**GOAL OF THE EXERCISE**.
Write out the whole of the material exactly.
☆ ☆ ☆
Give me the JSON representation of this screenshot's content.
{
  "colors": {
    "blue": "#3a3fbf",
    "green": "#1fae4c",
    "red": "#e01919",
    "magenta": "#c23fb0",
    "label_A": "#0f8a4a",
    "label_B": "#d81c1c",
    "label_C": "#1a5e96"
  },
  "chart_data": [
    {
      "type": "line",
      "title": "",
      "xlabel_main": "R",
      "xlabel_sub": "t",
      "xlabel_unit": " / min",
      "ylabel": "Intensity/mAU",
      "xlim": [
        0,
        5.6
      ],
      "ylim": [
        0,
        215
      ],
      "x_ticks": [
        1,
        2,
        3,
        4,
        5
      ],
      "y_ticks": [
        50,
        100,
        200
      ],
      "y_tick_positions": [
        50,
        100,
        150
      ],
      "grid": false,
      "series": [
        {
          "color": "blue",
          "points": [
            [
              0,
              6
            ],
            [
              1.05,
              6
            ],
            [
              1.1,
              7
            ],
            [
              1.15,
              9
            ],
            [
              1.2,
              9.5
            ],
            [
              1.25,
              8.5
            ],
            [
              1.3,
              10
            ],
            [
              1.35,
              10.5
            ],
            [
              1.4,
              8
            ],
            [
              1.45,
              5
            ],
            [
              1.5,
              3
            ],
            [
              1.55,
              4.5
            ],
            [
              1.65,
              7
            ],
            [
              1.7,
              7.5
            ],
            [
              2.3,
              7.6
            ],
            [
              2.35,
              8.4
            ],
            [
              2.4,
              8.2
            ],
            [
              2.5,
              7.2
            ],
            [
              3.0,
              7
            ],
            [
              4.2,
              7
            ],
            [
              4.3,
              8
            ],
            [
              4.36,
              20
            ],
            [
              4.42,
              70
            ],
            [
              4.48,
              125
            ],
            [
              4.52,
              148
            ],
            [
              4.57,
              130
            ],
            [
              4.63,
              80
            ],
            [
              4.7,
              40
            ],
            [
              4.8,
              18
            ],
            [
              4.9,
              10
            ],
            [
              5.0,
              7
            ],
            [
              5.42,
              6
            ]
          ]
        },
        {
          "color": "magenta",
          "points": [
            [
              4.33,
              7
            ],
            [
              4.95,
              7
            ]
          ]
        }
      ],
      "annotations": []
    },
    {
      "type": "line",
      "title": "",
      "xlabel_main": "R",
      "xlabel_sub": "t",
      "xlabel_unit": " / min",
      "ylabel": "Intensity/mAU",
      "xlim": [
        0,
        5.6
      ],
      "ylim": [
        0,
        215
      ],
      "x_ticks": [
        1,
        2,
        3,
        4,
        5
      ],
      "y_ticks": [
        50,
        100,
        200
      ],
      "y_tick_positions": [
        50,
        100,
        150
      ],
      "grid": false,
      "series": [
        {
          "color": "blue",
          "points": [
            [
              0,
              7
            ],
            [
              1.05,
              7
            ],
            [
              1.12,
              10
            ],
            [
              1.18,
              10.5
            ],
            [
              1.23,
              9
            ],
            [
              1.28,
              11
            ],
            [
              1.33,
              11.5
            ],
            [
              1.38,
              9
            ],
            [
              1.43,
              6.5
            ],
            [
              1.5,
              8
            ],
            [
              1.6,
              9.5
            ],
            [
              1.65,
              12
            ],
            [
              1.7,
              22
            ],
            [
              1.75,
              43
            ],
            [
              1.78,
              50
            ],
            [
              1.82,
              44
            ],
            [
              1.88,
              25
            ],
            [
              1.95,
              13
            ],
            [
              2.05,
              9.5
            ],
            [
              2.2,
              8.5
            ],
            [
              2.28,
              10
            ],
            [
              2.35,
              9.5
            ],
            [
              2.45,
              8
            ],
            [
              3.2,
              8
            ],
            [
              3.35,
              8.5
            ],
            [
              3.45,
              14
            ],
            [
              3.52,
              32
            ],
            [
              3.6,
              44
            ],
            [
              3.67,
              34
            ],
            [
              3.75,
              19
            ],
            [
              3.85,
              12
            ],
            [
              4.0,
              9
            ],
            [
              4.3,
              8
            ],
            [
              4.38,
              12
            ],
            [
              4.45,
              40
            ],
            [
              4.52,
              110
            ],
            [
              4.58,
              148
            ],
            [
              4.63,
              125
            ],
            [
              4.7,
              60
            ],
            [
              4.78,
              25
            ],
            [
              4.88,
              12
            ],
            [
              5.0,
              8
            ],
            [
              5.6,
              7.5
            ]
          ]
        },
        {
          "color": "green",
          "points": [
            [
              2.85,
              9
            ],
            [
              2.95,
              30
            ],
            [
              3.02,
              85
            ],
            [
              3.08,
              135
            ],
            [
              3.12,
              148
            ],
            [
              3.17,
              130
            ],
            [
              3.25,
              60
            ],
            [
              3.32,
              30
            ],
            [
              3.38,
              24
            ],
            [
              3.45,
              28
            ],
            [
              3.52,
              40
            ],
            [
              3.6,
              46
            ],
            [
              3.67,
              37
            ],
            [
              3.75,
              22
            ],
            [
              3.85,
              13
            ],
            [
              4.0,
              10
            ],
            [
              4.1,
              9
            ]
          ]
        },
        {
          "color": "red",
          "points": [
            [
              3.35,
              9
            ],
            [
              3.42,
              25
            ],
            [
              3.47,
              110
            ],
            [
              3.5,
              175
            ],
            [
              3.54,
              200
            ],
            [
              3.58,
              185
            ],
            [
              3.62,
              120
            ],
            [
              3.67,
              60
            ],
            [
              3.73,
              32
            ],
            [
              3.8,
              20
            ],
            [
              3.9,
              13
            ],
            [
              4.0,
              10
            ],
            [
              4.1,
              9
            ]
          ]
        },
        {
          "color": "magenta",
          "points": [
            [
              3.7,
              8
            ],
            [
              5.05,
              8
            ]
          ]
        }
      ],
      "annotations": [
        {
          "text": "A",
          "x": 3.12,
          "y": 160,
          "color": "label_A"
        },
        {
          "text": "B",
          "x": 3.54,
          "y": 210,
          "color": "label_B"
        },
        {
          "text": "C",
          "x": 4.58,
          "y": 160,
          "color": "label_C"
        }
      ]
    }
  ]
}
☆ ☆ ☆
**WORKED SOLUTION**.
Give me the JSON representation of this screenshot's content.
{
  "colors": {
    "blue": "#3a3fbf",
    "green": "#1fae4c",
    "red": "#e01919",
    "magenta": "#c23fb0",
    "label_A": "#0f8a4a",
    "label_B": "#d81c1c",
    "label_C": "#1a5e96"
  },
  "chart_data": [
    {
      "type": "line",
      "title": "",
      "xlabel_main": "R",
      "xlabel_sub": "t",
      "xlabel_unit": " / min",
      "ylabel": "Intensity/mAU",
      "xlim": [
        0,
        5.6
      ],
      "ylim": [
        0,
        215
      ],
      "x_ticks": [
        1,
        2,
        3,
        4,
        5
      ],
      "y_ticks": [
        50,
        100,
        200
      ],
      "y_tick_positions": [
        50,
        100,
        150
      ],
      "grid": false,
      "series": [
        {
          "color": "blue",
          "points": [
            [
              0,
              6
            ],
            [
              1.05,
              6
            ],
            [
              1.1,
              7
            ],
            [
              1.15,
              9
            ],
            [
              1.2,
              9.5
            ],
            [
              1.25,
              8.5
            ],
            [
              1.3,
              10
            ],
            [
              1.35,
              10.5
            ],
            [
              1.4,
              8
            ],
            [
              1.45,
              5
            ],
            [
              1.5,
              3
            ],
            [
              1.55,
              4.5
            ],
            [
              1.65,
              7
            ],
            [
              1.7,
              7.5
            ],
            [
              2.3,
              7.6
            ],
            [
              2.35,
              8.4
            ],
            [
              2.4,
              8.2
            ],
            [
              2.5,
              7.2
            ],
            [
              3.0,
              7
            ],
            [
              4.2,
              7
            ],
            [
              4.3,
              8
            ],
            [
              4.36,
              20
            ],
            [
              4.42,
              70
            ],
            [
              4.48,
              125
            ],
            [
              4.52,
              148
            ],
            [
              4.57,
              130
            ],
            [
              4.63,
              80
            ],
            [
              4.7,
              40
            ],
            [
              4.8,
              18
            ],
            [
              4.9,
              10
            ],
            [
              5.0,
              7
            ],
            [
              5.42,
              6
            ]
          ]
        },
        {
          "color": "magenta",
          "points": [
            [
              4.33,
              7
            ],
            [
              4.95,
              7
            ]
          ]
        }
      ],
      "annotations": []
    },
    {
      "type": "line",
      "title": "",
      "xlabel_main": "R",
      "xlabel_sub": "t",
      "xlabel_unit": " / min",
      "ylabel": "Intensity/mAU",
      "xlim": [
        0,
        5.6
      ],
      "ylim": [
        0,
        215
      ],
      "x_ticks": [
        1,
        2,
        3,
        4,
        5
      ],
      "y_ticks": [
        50,
        100,
        200
      ],
      "y_tick_positions": [
        50,
        100,
        150
      ],
      "grid": false,
      "series": [
        {
          "color": "blue",
          "points": [
            [
              0,
              7
            ],
            [
              1.05,
              7
            ],
            [
              1.12,
              10
            ],
            [
              1.18,
              10.5
            ],
            [
              1.23,
              9
            ],
            [
              1.28,
              11
            ],
            [
              1.33,
              11.5
            ],
            [
              1.38,
              9
            ],
            [
              1.43,
              6.5
            ],
            [
              1.5,
              8
            ],
            [
              1.6,
              9.5
            ],
            [
              1.65,
              12
            ],
            [
              1.7,
              22
            ],
            [
              1.75,
              43
            ],
            [
              1.78,
              50
            ],
            [
              1.82,
              44
            ],
            [
              1.88,
              25
            ],
            [
              1.95,
              13
            ],
            [
              2.05,
              9.5
            ],
            [
              2.2,
              8.5
            ],
            [
              2.28,
              10
            ],
            [
              2.35,
              9.5
            ],
            [
              2.45,
              8
            ],
            [
              3.2,
              8
            ],
            [
              3.35,
              8.5
            ],
            [
              3.45,
              14
            ],
            [
              3.52,
              32
            ],
            [
              3.6,
              44
            ],
            [
              3.67,
              34
            ],
            [
              3.75,
              19
            ],
            [
              3.85,
              12
            ],
            [
              4.0,
              9
            ],
            [
              4.3,
              8
            ],
            [
              4.38,
              12
            ],
            [
              4.45,
              40
            ],
            [
              4.52,
              110
            ],
            [
              4.58,
              148
            ],
            [
              4.63,
              125
            ],
            [
              4.7,
              60
            ],
            [
              4.78,
              25
            ],
            [
              4.88,
              12
            ],
            [
              5.0,
              8
            ],
            [
              5.6,
              7.5
            ]
          ]
        },
        {
          "color": "green",
          "points": [
            [
              2.85,
              9
            ],
            [
              2.95,
              30
            ],
            [
              3.02,
              85
            ],
            [
              3.08,
              135
            ],
            [
              3.12,
              148
            ],
            [
              3.17,
              130
            ],
            [
              3.25,
              60
            ],
            [
              3.32,
              30
            ],
            [
              3.38,
              24
            ],
            [
              3.45,
              28
            ],
            [
              3.52,
              40
            ],
            [
              3.6,
              46
            ],
            [
              3.67,
              37
            ],
            [
              3.75,
              22
            ],
            [
              3.85,
              13
            ],
            [
              4.0,
              10
            ],
            [
              4.1,
              9
            ]
          ]
        },
        {
          "color": "red",
          "points": [
            [
              3.35,
              9
            ],
            [
              3.42,
              25
            ],
            [
              3.47,
              110
            ],
            [
              3.5,
              175
            ],
            [
              3.54,
              200
            ],
            [
              3.58,
              185
            ],
            [
              3.62,
              120
            ],
            [
              3.67,
              60
            ],
            [
              3.73,
              32
            ],
            [
              3.8,
              20
            ],
            [
              3.9,
              13
            ],
            [
              4.0,
              10
            ],
            [
              4.1,
              9
            ]
          ]
        },
        {
          "color": "magenta",
          "points": [
            [
              3.7,
              8
            ],
            [
              5.05,
              8
            ]
          ]
        }
      ],
      "annotations": [
        {
          "text": "A",
          "x": 3.12,
          "y": 160,
          "color": "label_A"
        },
        {
          "text": "B",
          "x": 3.54,
          "y": 210,
          "color": "label_B"
        },
        {
          "text": "C",
          "x": 4.58,
          "y": 160,
          "color": "label_C"
        }
      ]
    }
  ]
}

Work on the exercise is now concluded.